### Record list
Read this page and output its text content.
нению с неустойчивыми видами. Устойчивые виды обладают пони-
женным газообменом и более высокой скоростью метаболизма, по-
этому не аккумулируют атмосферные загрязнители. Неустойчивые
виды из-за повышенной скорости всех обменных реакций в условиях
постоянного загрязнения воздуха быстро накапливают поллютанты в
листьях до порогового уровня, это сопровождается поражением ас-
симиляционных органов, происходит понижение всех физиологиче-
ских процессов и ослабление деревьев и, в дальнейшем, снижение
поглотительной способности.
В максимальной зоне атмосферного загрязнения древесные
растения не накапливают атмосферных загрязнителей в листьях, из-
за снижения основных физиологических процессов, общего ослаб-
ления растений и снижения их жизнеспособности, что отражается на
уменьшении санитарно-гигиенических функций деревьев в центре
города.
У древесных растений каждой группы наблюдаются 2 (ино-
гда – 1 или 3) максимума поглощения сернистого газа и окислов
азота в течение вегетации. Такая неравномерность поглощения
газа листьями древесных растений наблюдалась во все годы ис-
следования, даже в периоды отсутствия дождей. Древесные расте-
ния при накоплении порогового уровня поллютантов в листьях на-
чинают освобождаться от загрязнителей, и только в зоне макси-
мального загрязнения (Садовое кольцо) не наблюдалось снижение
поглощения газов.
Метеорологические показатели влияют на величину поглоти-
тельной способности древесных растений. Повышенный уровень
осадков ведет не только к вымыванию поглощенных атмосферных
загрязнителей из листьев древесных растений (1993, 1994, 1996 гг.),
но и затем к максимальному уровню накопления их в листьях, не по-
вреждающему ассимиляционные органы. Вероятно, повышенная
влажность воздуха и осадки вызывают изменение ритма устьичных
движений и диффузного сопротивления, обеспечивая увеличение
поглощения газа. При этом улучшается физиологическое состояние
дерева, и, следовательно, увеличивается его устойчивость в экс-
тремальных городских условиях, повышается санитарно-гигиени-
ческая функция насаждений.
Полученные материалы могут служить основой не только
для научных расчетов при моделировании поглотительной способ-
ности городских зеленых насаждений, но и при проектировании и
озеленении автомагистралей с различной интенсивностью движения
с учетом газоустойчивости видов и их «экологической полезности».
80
* * *
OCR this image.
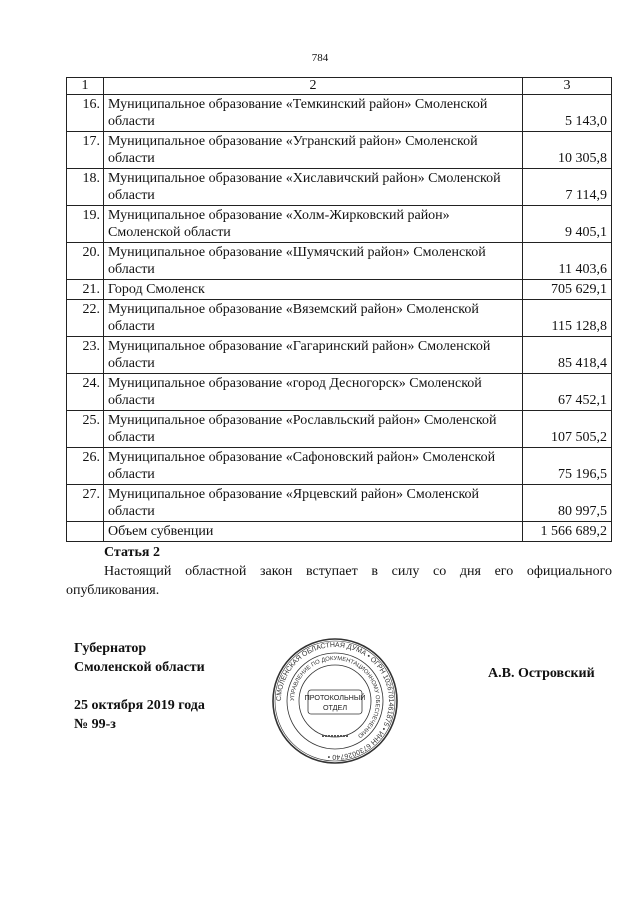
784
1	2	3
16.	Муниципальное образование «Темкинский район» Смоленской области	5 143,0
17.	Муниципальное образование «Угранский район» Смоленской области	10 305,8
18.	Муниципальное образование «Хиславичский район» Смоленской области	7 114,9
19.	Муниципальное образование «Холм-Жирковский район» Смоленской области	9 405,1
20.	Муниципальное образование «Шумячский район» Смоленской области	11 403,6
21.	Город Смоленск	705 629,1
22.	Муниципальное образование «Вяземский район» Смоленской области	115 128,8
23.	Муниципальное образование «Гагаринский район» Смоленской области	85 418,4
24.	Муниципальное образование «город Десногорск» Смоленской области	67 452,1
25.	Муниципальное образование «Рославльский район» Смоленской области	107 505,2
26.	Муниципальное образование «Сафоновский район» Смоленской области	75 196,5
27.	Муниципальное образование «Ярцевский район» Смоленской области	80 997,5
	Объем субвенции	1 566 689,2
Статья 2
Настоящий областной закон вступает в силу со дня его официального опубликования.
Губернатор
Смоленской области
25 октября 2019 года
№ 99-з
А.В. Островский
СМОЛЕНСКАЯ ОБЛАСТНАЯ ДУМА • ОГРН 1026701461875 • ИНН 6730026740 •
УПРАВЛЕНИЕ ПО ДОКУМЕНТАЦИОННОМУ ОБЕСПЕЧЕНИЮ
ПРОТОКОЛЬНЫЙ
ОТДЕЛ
==
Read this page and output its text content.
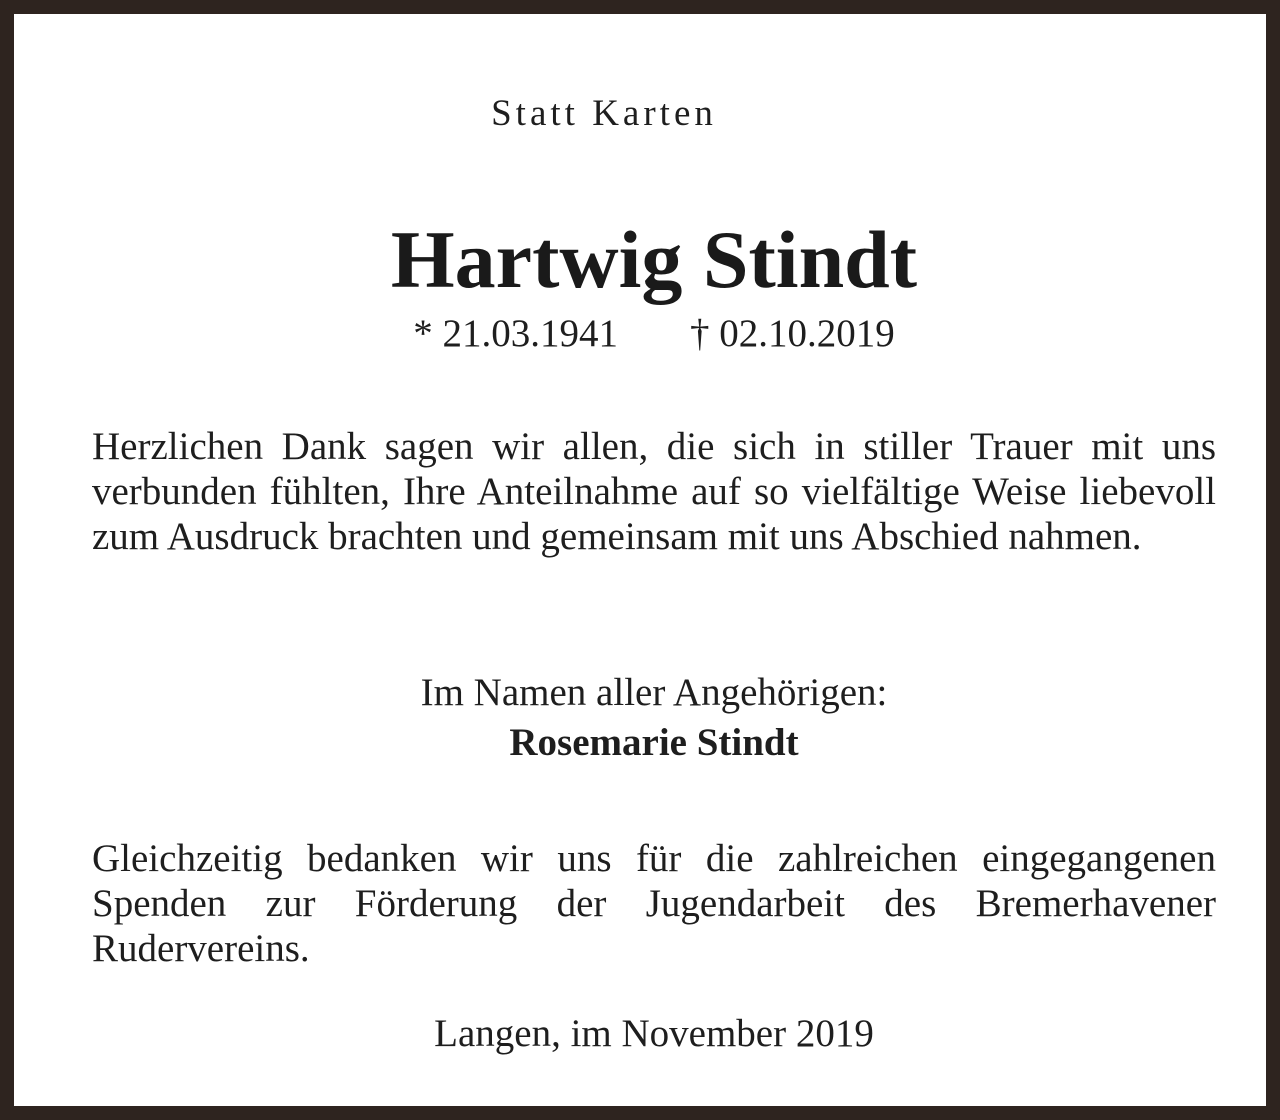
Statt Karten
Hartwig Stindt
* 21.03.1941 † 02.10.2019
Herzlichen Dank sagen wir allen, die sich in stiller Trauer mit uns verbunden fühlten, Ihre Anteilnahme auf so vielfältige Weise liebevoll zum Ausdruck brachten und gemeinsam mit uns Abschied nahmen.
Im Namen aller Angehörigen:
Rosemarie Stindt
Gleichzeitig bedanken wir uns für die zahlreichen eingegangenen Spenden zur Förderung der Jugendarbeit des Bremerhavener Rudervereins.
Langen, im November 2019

### Short problem
Pick out every line above that contains the word "процессов" and copy it.

### Answer to the task
ских процессов и ослабление деревьев и, в дальнейшем, снижение
за снижения основных физиологических процессов, общего ослаб-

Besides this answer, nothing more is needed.